_Material for this exercise_
========
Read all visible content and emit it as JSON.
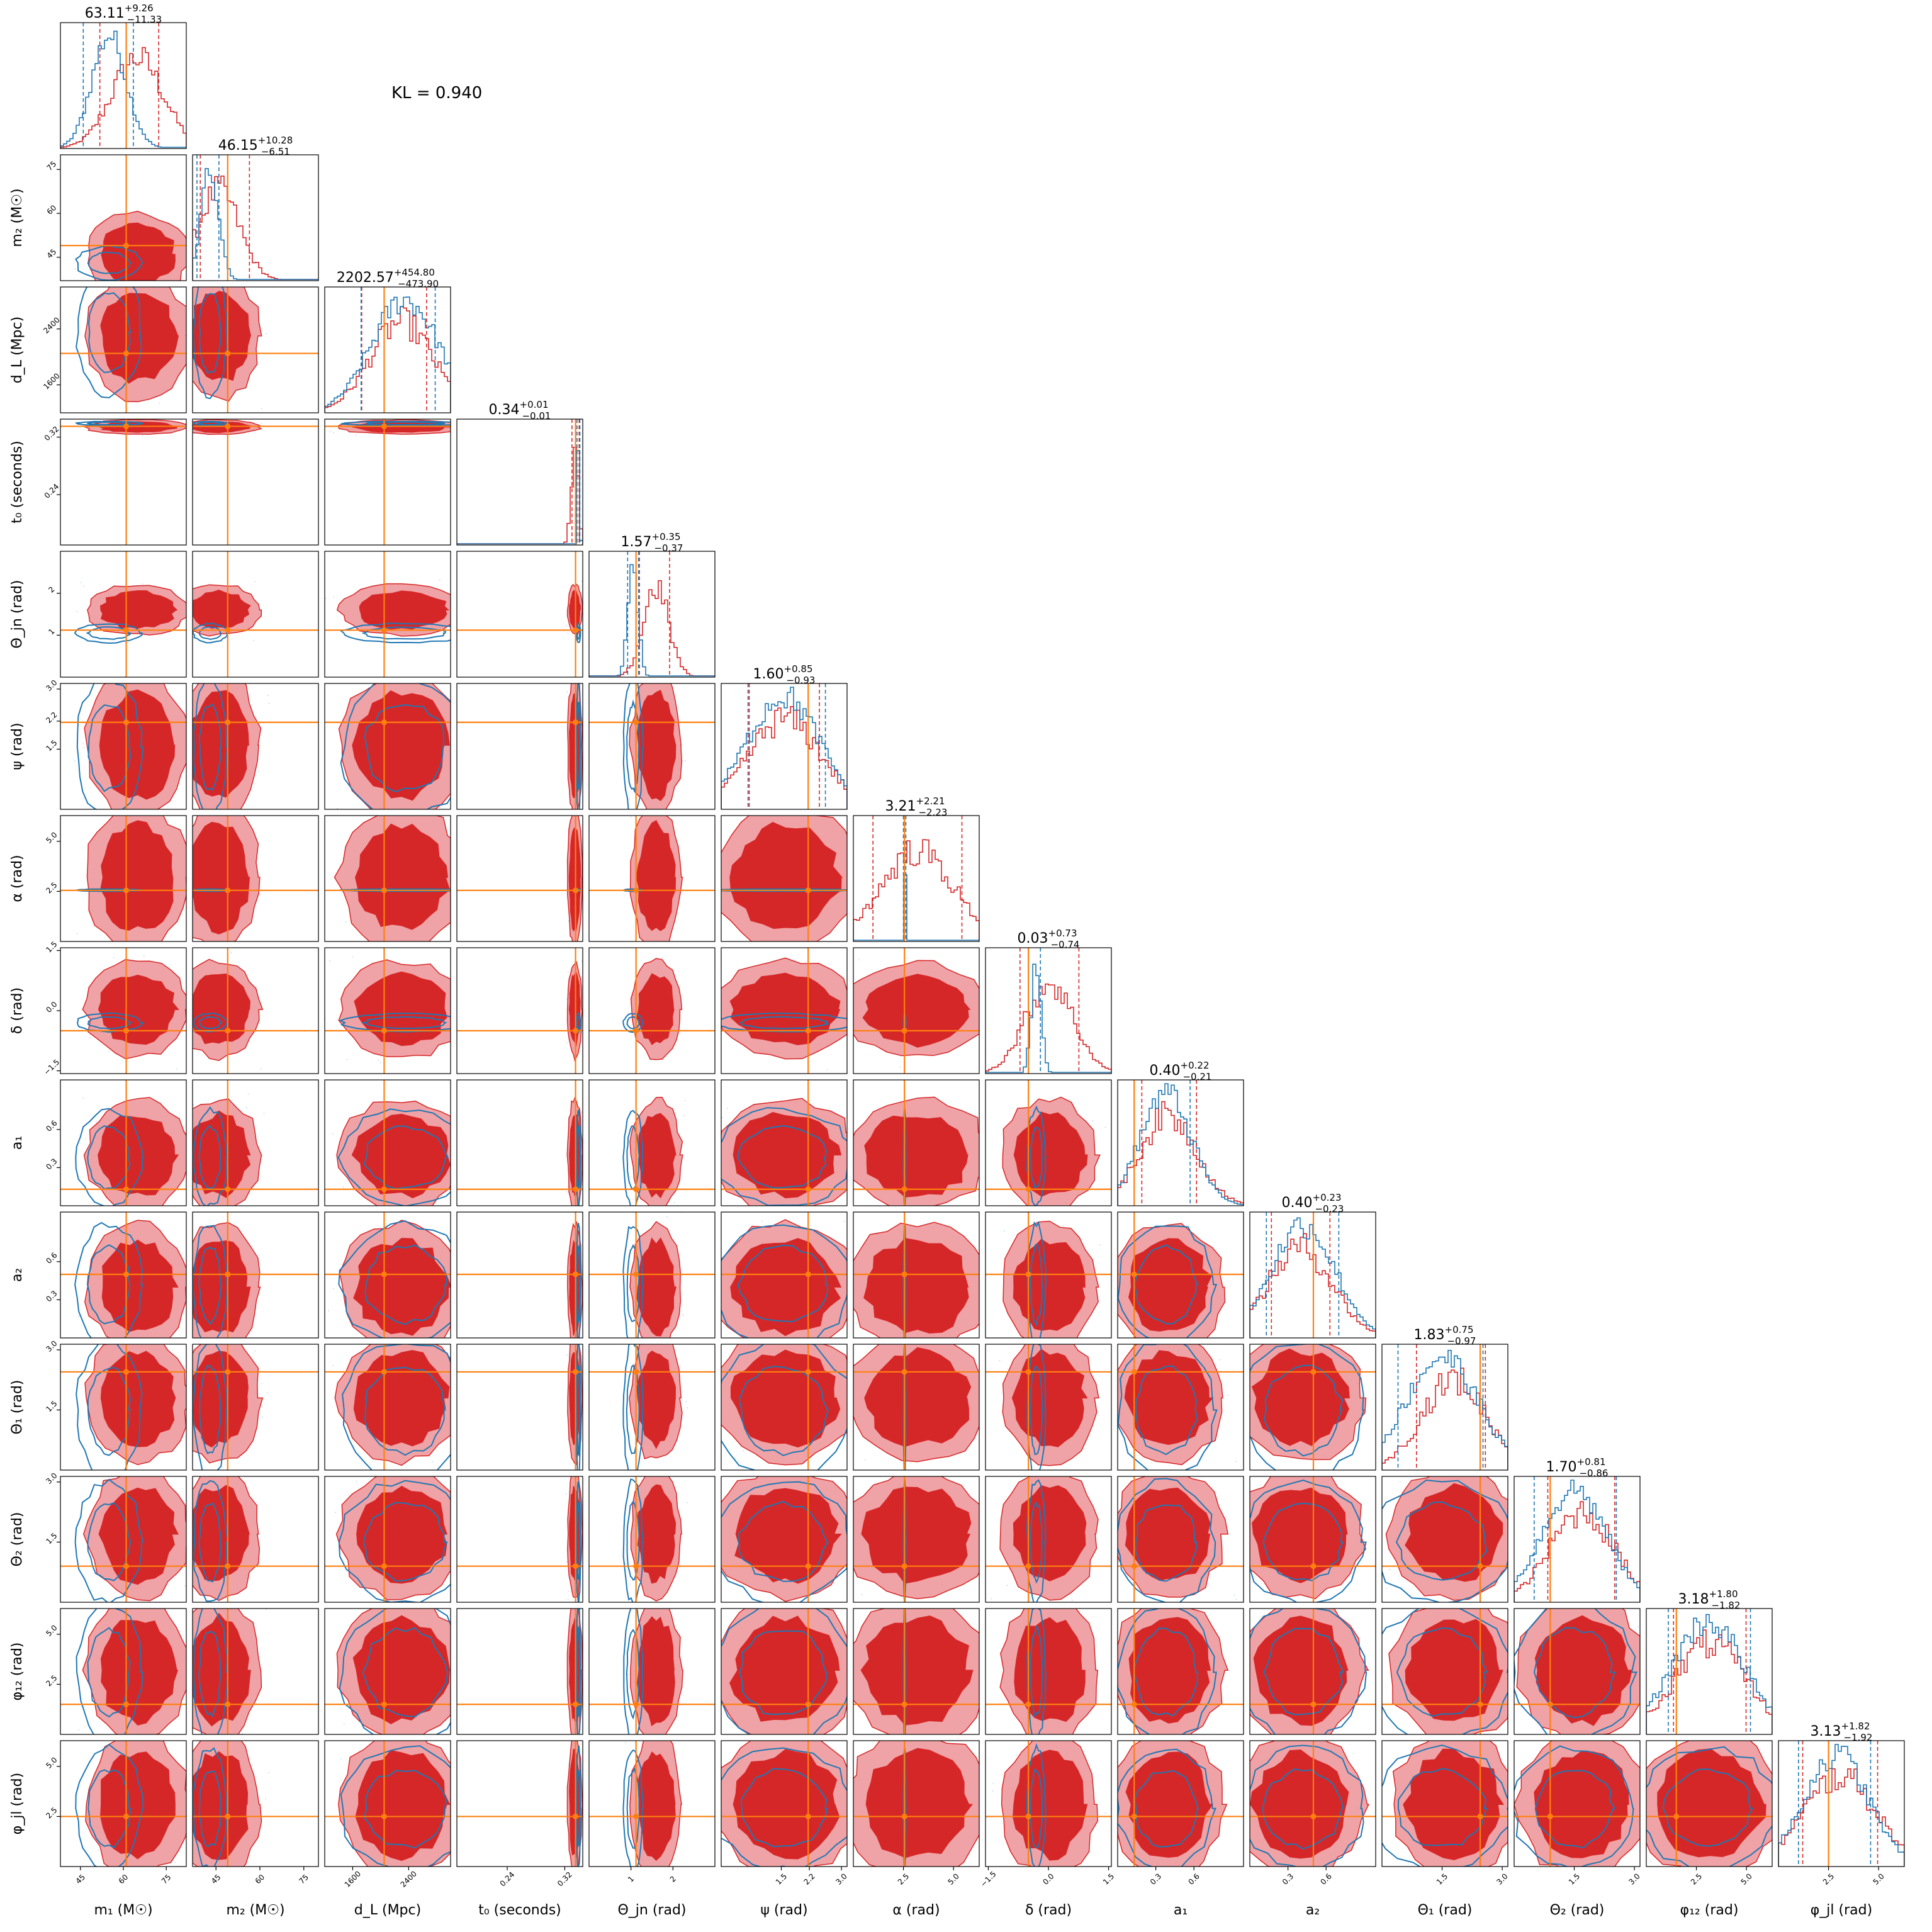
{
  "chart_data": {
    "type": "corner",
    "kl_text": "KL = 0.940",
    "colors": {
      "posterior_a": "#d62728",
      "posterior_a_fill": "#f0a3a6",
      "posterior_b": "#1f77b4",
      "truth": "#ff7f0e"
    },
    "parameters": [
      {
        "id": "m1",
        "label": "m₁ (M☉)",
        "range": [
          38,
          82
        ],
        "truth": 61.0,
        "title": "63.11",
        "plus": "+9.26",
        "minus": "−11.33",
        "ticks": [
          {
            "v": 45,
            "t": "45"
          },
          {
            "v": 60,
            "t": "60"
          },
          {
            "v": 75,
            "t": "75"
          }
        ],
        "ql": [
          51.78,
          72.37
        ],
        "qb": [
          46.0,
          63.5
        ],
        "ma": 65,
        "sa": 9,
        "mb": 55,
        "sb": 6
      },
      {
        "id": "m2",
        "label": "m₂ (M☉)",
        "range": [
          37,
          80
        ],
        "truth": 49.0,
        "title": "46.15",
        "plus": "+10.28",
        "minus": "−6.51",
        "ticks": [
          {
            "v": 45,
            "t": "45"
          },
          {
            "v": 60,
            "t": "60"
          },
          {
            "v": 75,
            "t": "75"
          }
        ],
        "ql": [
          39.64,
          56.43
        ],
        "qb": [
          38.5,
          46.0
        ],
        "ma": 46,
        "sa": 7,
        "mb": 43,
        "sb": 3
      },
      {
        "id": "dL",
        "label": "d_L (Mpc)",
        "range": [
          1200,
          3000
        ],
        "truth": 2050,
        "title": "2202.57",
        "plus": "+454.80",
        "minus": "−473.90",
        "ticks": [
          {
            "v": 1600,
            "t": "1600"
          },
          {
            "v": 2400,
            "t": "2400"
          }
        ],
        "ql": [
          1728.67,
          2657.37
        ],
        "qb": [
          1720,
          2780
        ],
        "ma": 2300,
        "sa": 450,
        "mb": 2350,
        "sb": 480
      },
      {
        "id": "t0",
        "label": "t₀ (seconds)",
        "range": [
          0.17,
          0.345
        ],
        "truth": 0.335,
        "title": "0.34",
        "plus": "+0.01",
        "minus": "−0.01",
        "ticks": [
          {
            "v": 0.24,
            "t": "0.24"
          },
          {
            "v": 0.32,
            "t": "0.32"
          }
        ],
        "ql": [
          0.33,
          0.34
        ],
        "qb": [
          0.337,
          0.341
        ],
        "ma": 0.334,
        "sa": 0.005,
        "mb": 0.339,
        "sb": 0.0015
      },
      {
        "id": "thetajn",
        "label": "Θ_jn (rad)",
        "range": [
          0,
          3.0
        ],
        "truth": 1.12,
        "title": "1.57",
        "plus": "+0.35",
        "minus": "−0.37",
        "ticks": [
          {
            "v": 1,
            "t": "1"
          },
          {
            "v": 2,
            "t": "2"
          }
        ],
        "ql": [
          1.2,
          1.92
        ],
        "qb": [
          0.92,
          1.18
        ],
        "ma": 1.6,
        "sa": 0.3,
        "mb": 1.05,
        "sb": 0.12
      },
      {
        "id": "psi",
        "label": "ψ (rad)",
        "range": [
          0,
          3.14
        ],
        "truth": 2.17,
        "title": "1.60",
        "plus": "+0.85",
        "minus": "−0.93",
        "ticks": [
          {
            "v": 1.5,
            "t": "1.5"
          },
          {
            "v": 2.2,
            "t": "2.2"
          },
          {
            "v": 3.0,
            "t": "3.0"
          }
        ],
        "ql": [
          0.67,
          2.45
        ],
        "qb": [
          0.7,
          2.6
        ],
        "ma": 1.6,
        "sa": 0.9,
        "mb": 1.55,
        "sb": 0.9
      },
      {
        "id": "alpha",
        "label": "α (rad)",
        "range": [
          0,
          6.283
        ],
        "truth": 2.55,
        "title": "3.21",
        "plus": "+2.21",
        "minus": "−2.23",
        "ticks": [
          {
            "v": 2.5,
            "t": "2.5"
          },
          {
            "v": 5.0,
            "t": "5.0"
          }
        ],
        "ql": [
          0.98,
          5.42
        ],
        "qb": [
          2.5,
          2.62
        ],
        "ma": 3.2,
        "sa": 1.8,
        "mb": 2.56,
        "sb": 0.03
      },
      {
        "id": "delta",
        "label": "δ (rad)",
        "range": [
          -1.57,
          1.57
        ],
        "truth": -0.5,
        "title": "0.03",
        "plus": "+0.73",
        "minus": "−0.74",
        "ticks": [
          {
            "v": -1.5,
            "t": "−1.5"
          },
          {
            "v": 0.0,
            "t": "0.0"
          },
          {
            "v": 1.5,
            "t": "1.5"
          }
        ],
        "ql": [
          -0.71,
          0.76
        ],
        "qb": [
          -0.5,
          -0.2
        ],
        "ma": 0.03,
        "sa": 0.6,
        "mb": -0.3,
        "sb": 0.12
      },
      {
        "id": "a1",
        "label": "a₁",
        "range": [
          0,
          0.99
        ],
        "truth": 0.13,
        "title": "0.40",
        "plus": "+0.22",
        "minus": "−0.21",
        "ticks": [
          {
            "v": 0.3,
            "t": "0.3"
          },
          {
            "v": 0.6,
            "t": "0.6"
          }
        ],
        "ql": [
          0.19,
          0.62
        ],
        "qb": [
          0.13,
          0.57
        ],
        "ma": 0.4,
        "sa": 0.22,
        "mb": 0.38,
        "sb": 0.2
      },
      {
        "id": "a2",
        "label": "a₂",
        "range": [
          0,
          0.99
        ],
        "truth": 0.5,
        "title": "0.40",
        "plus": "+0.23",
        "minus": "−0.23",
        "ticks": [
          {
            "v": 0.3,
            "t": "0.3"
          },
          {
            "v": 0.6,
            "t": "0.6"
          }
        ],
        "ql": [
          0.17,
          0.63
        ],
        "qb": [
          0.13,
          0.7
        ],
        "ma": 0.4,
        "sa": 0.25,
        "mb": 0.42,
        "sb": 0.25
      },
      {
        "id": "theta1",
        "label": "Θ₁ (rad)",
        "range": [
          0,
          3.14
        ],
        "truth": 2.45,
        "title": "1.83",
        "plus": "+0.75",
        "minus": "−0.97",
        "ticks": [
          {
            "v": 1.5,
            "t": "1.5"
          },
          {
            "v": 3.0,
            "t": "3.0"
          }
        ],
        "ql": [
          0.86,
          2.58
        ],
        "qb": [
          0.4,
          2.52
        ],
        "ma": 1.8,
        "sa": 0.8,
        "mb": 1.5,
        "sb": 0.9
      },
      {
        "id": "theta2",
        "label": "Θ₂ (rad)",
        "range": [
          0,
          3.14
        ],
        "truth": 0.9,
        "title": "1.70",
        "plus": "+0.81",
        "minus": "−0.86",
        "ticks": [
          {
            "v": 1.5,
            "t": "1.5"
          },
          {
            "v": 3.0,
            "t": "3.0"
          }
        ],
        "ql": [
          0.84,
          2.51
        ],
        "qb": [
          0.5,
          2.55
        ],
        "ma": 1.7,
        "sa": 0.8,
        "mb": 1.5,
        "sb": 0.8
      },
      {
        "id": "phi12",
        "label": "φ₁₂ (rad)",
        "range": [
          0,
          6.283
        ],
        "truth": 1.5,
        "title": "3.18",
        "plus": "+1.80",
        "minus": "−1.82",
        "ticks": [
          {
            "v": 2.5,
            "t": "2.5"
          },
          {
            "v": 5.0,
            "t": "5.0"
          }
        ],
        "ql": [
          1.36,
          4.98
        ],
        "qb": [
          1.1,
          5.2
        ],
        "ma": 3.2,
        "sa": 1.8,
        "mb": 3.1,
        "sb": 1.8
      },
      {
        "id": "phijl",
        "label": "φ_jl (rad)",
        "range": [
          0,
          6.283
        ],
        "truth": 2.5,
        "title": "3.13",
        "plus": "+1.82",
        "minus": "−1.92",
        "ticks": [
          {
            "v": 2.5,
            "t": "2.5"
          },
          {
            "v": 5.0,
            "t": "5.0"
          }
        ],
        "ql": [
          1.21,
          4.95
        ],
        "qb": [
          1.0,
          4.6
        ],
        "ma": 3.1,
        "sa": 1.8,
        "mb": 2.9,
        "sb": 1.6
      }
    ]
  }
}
========
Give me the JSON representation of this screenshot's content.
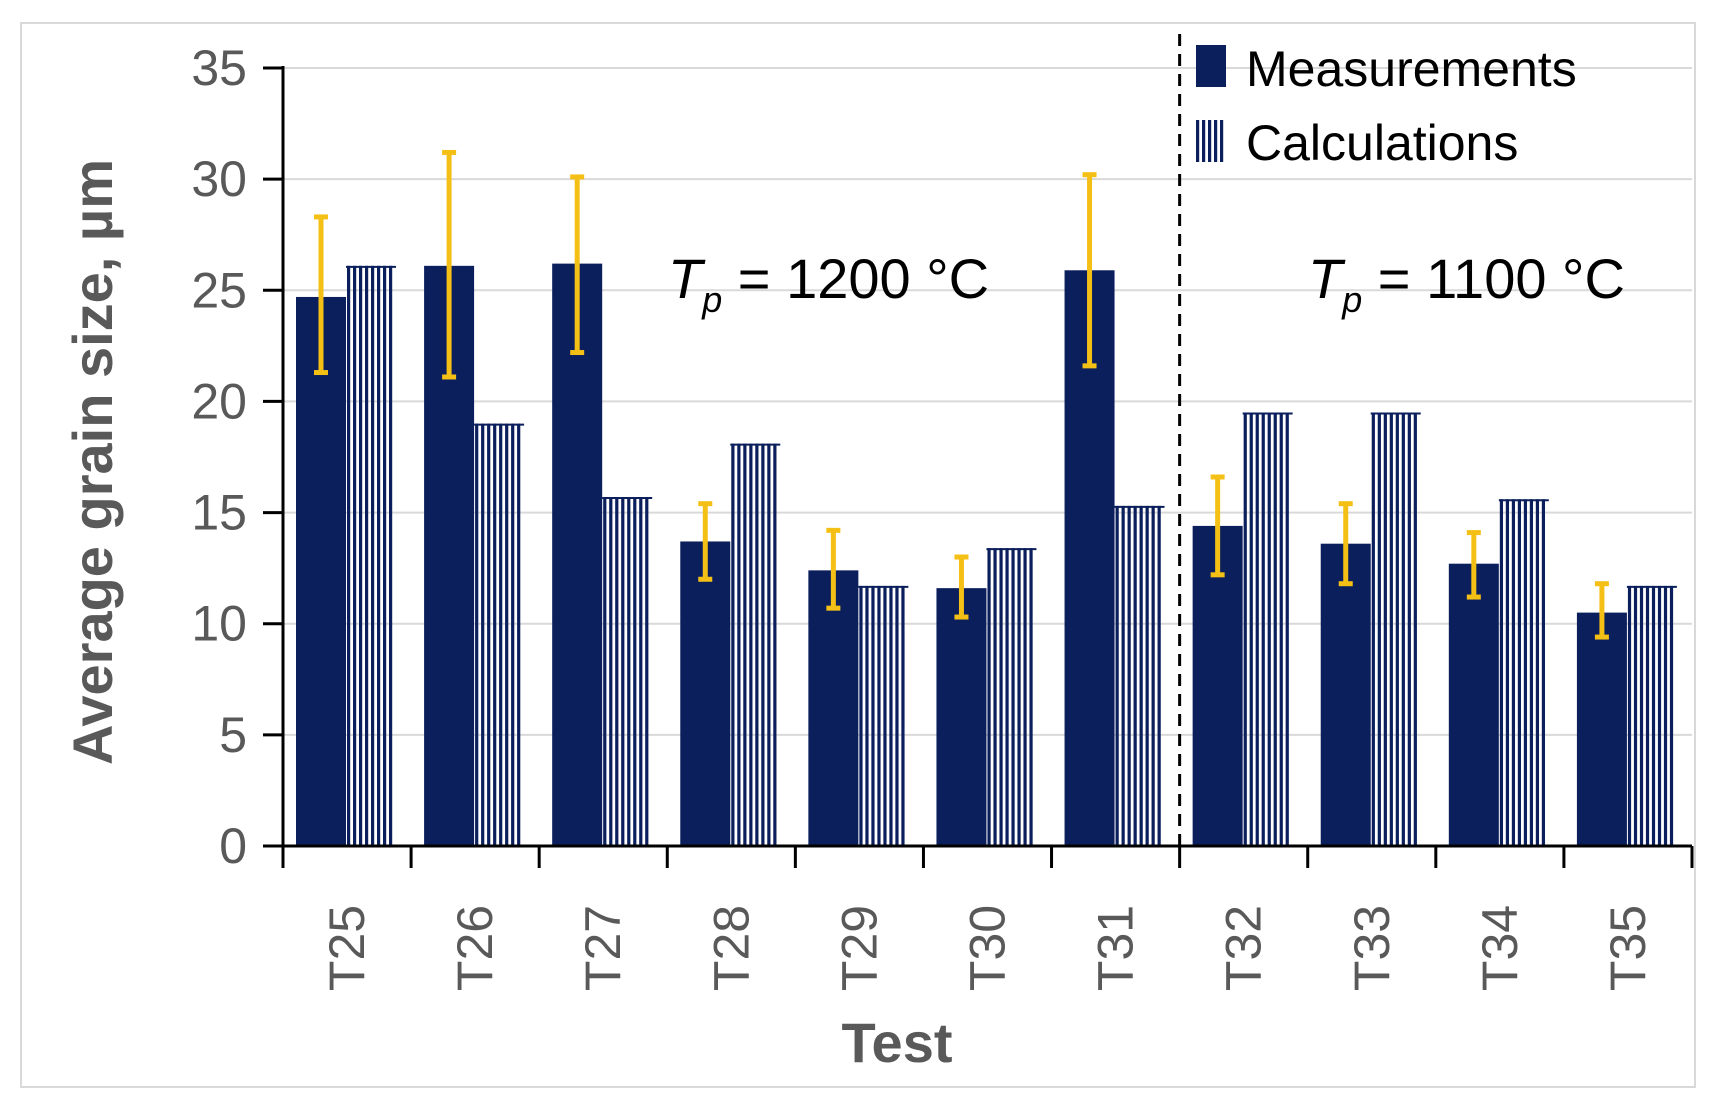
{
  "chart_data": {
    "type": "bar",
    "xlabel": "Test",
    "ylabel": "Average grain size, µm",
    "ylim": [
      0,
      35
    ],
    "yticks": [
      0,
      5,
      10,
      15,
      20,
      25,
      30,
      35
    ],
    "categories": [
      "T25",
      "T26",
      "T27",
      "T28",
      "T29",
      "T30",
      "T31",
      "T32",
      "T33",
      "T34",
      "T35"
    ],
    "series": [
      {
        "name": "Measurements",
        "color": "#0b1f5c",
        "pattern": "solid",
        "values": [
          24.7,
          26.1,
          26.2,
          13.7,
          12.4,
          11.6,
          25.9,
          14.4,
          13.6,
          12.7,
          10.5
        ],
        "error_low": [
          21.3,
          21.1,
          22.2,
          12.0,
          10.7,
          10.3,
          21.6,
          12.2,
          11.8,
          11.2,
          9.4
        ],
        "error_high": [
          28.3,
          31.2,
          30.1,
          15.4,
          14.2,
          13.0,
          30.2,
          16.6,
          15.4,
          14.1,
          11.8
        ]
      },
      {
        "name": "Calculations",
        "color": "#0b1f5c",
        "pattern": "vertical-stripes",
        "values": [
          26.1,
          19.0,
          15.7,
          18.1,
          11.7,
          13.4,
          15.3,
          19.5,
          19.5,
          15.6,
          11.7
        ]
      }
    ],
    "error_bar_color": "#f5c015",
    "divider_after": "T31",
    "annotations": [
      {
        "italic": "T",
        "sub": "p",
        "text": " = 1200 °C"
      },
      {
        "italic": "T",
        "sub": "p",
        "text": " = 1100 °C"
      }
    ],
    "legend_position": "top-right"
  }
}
========
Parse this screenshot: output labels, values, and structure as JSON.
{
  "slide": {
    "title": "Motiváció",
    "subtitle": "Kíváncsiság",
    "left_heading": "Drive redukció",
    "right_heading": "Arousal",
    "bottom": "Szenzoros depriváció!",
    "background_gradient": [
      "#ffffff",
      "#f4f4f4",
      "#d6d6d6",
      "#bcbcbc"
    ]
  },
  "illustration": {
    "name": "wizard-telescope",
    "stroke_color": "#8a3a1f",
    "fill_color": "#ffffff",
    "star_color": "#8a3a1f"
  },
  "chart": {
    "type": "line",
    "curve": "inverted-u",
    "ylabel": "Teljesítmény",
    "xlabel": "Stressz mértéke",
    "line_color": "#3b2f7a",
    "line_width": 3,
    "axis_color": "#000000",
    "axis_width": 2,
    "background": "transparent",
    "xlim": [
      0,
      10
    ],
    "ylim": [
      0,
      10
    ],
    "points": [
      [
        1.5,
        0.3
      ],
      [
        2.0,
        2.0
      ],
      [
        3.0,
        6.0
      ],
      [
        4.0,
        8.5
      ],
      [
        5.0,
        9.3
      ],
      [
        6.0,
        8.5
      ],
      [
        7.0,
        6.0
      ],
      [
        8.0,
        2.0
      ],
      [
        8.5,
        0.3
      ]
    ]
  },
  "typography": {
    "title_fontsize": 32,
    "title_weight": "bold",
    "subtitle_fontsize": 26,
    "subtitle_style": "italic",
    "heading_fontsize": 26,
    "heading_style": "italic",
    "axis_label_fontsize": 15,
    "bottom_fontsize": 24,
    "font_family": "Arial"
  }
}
========
_Task brief_
Copy out the lines that hold "ylabel".

_Answer for the task_
    "ylabel": "Average grain size, µm",
    "ylabel": "Teljesítmény",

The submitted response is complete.